** start **
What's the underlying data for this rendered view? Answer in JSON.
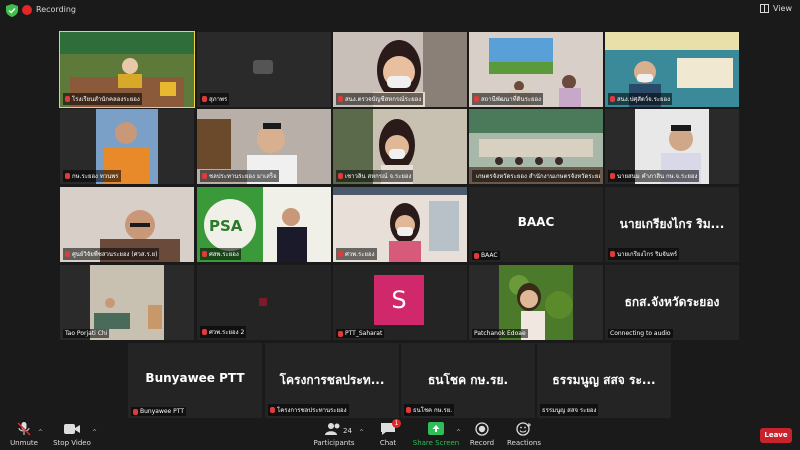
{
  "topbar": {
    "recording_label": "Recording",
    "view_label": "View",
    "shield_color": "#3fbf4a",
    "rec_color": "#e02828"
  },
  "tiles": [
    {
      "caption": "โรงเรียนสำนักคลองระยอง",
      "banner": "สำนักงานเกษตรจังหวัดระยอง",
      "active": true
    },
    {
      "caption": "สุภาพร"
    },
    {
      "caption": "สนง.ตรวจบัญชีสหกรณ์ระยอง"
    },
    {
      "caption": "สถานีพัฒนาที่ดินระยอง"
    },
    {
      "caption": "สนง.ปศุสัตว์จ.ระยอง",
      "banner": "สำนักงานปศุสัตว์จังหวัดระยอง"
    },
    {
      "caption": "กษ.ระยอง ทวนพร"
    },
    {
      "caption": "ชลประทานระยอง มาเสร็จ"
    },
    {
      "caption": "เชาวลิน สหกรณ์ จ.ระยอง"
    },
    {
      "caption": "เกษตรจังหวัดระยอง สำนักงานเกษตรจังหวัดระยอง"
    },
    {
      "caption": "นายสนม คำภาสิน กษ.จ.ระยอง"
    },
    {
      "caption": "ศูนย์วิจัยพืชสวนระยอง (ศวส.ร.ย)"
    },
    {
      "caption": "ศสพ.ระยอง",
      "logo_text": "PSA"
    },
    {
      "caption": "ศวพ.ระยอง"
    },
    {
      "caption": "BAAC",
      "big": "BAAC"
    },
    {
      "caption": "นายเกรียงไกร ริมจันทร์",
      "big": "นายเกรียงไกร ริม..."
    },
    {
      "caption": "Tao Porjati Chi"
    },
    {
      "caption": "ศวพ.ระยอง 2"
    },
    {
      "caption": "PTT_Saharat",
      "avatar_letter": "S"
    },
    {
      "caption": "Patchanok Edoae"
    },
    {
      "caption": "Connecting to audio",
      "big": "ธกส.จังหวัดระยอง"
    },
    {
      "caption": "Bunyawee PTT",
      "big": "Bunyawee PTT"
    },
    {
      "caption": "โครงการชลประทานระยอง",
      "big": "โครงการชลประท..."
    },
    {
      "caption": "ธนโชค กษ.รย.",
      "big": "ธนโชค กษ.รย."
    },
    {
      "caption": "ธรรมนูญ สสจ ระยอง",
      "big": "ธรรมนูญ สสจ ระ..."
    }
  ],
  "toolbar": {
    "unmute": "Unmute",
    "stop_video": "Stop Video",
    "participants": "Participants",
    "participant_count": "24",
    "chat": "Chat",
    "chat_badge": "1",
    "share_screen": "Share Screen",
    "record": "Record",
    "reactions": "Reactions",
    "leave": "Leave",
    "share_color": "#2ebd59",
    "leave_color": "#c8232c"
  }
}
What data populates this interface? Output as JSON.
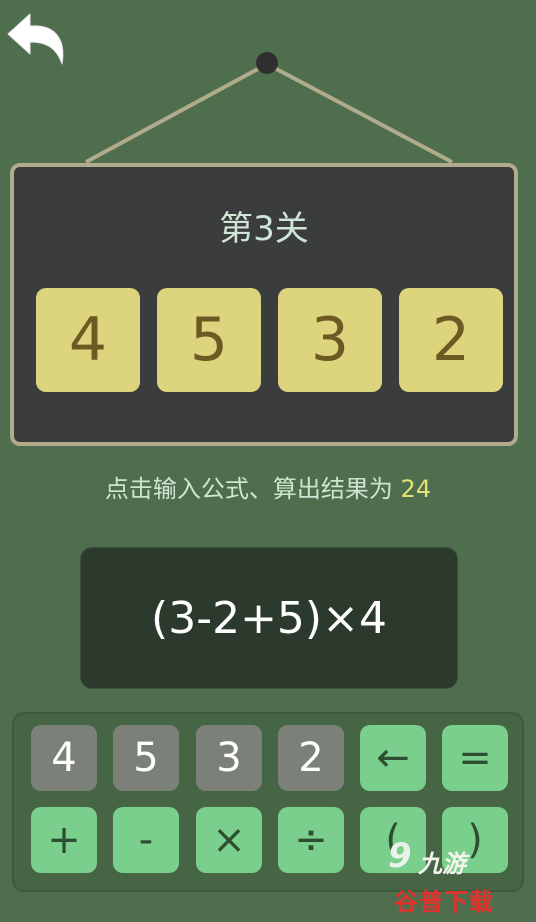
{
  "level": {
    "title": "第3关"
  },
  "cards": [
    "4",
    "5",
    "3",
    "2"
  ],
  "hint": {
    "text": "点击输入公式、算出结果为 ",
    "target": "24"
  },
  "formula": "(3-2+5)×4",
  "keypad": {
    "numbers": [
      "4",
      "5",
      "3",
      "2"
    ],
    "backspace": "←",
    "equals": "=",
    "plus": "+",
    "minus": "-",
    "times": "×",
    "divide": "÷",
    "lparen": "(",
    "rparen": ")"
  },
  "watermark": {
    "logo": "9",
    "brand": "九游",
    "sub": "谷普下载"
  },
  "colors": {
    "background": "#4f6e4d",
    "board": "#3a3c3d",
    "card": "#dcd57e",
    "number_key": "#7b8179",
    "operator_key": "#79cf8b",
    "target_value": "#e7e075"
  },
  "icons": {
    "back": "undo-arrow-icon"
  }
}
** end **
▶ _Your task_:
Pictures appear in the records above. Output everything except them, exactly.

▶ _Written solution_:
What's the underlying data for this rendered view? Answer in JSON.
{
  "topbar": {
    "recording_label": "Recording",
    "view_label": "View",
    "shield_color": "#3fbf4a",
    "rec_color": "#e02828"
  },
  "tiles": [
    {
      "caption": "โรงเรียนสำนักคลองระยอง",
      "banner": "สำนักงานเกษตรจังหวัดระยอง",
      "active": true
    },
    {
      "caption": "สุภาพร"
    },
    {
      "caption": "สนง.ตรวจบัญชีสหกรณ์ระยอง"
    },
    {
      "caption": "สถานีพัฒนาที่ดินระยอง"
    },
    {
      "caption": "สนง.ปศุสัตว์จ.ระยอง",
      "banner": "สำนักงานปศุสัตว์จังหวัดระยอง"
    },
    {
      "caption": "กษ.ระยอง ทวนพร"
    },
    {
      "caption": "ชลประทานระยอง มาเสร็จ"
    },
    {
      "caption": "เชาวลิน สหกรณ์ จ.ระยอง"
    },
    {
      "caption": "เกษตรจังหวัดระยอง สำนักงานเกษตรจังหวัดระยอง"
    },
    {
      "caption": "นายสนม คำภาสิน กษ.จ.ระยอง"
    },
    {
      "caption": "ศูนย์วิจัยพืชสวนระยอง (ศวส.ร.ย)"
    },
    {
      "caption": "ศสพ.ระยอง",
      "logo_text": "PSA"
    },
    {
      "caption": "ศวพ.ระยอง"
    },
    {
      "caption": "BAAC",
      "big": "BAAC"
    },
    {
      "caption": "นายเกรียงไกร ริมจันทร์",
      "big": "นายเกรียงไกร ริม..."
    },
    {
      "caption": "Tao Porjati Chi"
    },
    {
      "caption": "ศวพ.ระยอง 2"
    },
    {
      "caption": "PTT_Saharat",
      "avatar_letter": "S"
    },
    {
      "caption": "Patchanok Edoae"
    },
    {
      "caption": "Connecting to audio",
      "big": "ธกส.จังหวัดระยอง"
    },
    {
      "caption": "Bunyawee PTT",
      "big": "Bunyawee PTT"
    },
    {
      "caption": "โครงการชลประทานระยอง",
      "big": "โครงการชลประท..."
    },
    {
      "caption": "ธนโชค กษ.รย.",
      "big": "ธนโชค กษ.รย."
    },
    {
      "caption": "ธรรมนูญ สสจ ระยอง",
      "big": "ธรรมนูญ สสจ ระ..."
    }
  ],
  "toolbar": {
    "unmute": "Unmute",
    "stop_video": "Stop Video",
    "participants": "Participants",
    "participant_count": "24",
    "chat": "Chat",
    "chat_badge": "1",
    "share_screen": "Share Screen",
    "record": "Record",
    "reactions": "Reactions",
    "leave": "Leave",
    "share_color": "#2ebd59",
    "leave_color": "#c8232c"
  }
}
What data populates this interface? Output as JSON.
{
  "level": {
    "title": "第3关"
  },
  "cards": [
    "4",
    "5",
    "3",
    "2"
  ],
  "hint": {
    "text": "点击输入公式、算出结果为 ",
    "target": "24"
  },
  "formula": "(3-2+5)×4",
  "keypad": {
    "numbers": [
      "4",
      "5",
      "3",
      "2"
    ],
    "backspace": "←",
    "equals": "=",
    "plus": "+",
    "minus": "-",
    "times": "×",
    "divide": "÷",
    "lparen": "(",
    "rparen": ")"
  },
  "watermark": {
    "logo": "9",
    "brand": "九游",
    "sub": "谷普下载"
  },
  "colors": {
    "background": "#4f6e4d",
    "board": "#3a3c3d",
    "card": "#dcd57e",
    "number_key": "#7b8179",
    "operator_key": "#79cf8b",
    "target_value": "#e7e075"
  },
  "icons": {
    "back": "undo-arrow-icon"
  }
}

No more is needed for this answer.